### Instruction:
Copy each line of the data below with the word "ユーザー登録確認メール送信".

### Extracted entries:
-=-=-
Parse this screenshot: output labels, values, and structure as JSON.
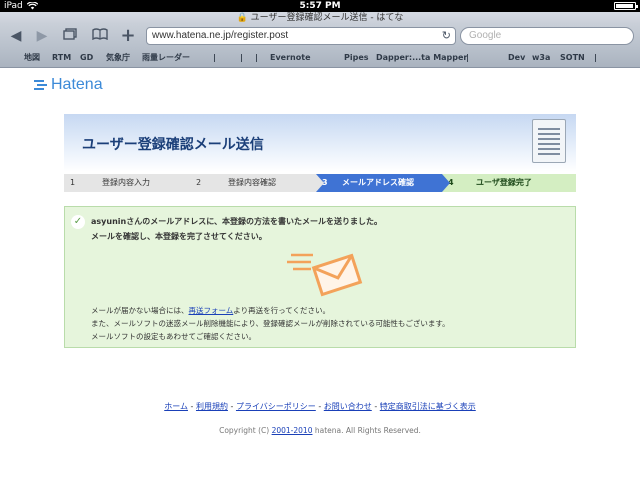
{
  "status_bar": {
    "device": "iPad",
    "time": "5:57 PM"
  },
  "browser": {
    "title": "ユーザー登録確認メール送信 - はてな",
    "url": "www.hatena.ne.jp/register.post",
    "search_placeholder": "Google",
    "bookmarks": [
      "地図",
      "RTM",
      "GD",
      "気象庁",
      "雨量レーダー",
      "|",
      "|",
      "|",
      "Evernote",
      "Pipes",
      "Dapper:...ta Mapper",
      "|",
      "Dev",
      "w3a",
      "SOTN",
      "|"
    ]
  },
  "logo": {
    "text": "Hatena"
  },
  "page": {
    "title": "ユーザー登録確認メール送信"
  },
  "steps": [
    {
      "num": "1",
      "label": "登録内容入力"
    },
    {
      "num": "2",
      "label": "登録内容確認"
    },
    {
      "num": "3",
      "label": "メールアドレス確認"
    },
    {
      "num": "4",
      "label": "ユーザ登録完了"
    }
  ],
  "message": {
    "line1": "asyuninさんのメールアドレスに、本登録の方法を書いたメールを送りました。",
    "line2": "メールを確認し、本登録を完了させてください。"
  },
  "note": {
    "line1_prefix": "メールが届かない場合には、",
    "line1_link": "再送フォーム",
    "line1_suffix": "より再送を行ってください。",
    "line2": "また、メールソフトの迷惑メール削除機能により、登録確認メールが削除されている可能性もございます。",
    "line3": "メールソフトの設定もあわせてご確認ください。"
  },
  "footer": {
    "links": [
      "ホーム",
      "利用規約",
      "プライバシーポリシー",
      "お問い合わせ",
      "特定商取引法に基づく表示"
    ],
    "separator": " - ",
    "copyright_prefix": "Copyright (C) ",
    "copyright_years": "2001-2010",
    "copyright_suffix": " hatena. All Rights Reserved."
  },
  "colors": {
    "accent": "#3f73d4",
    "success_bg": "#e6f5dc",
    "logo": "#3c8ad8",
    "envelope": "#f3a25a"
  }
}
-=-=-
### Exercise output:
    "title": "ユーザー登録確認メール送信 - はてな",
    "title": "ユーザー登録確認メール送信"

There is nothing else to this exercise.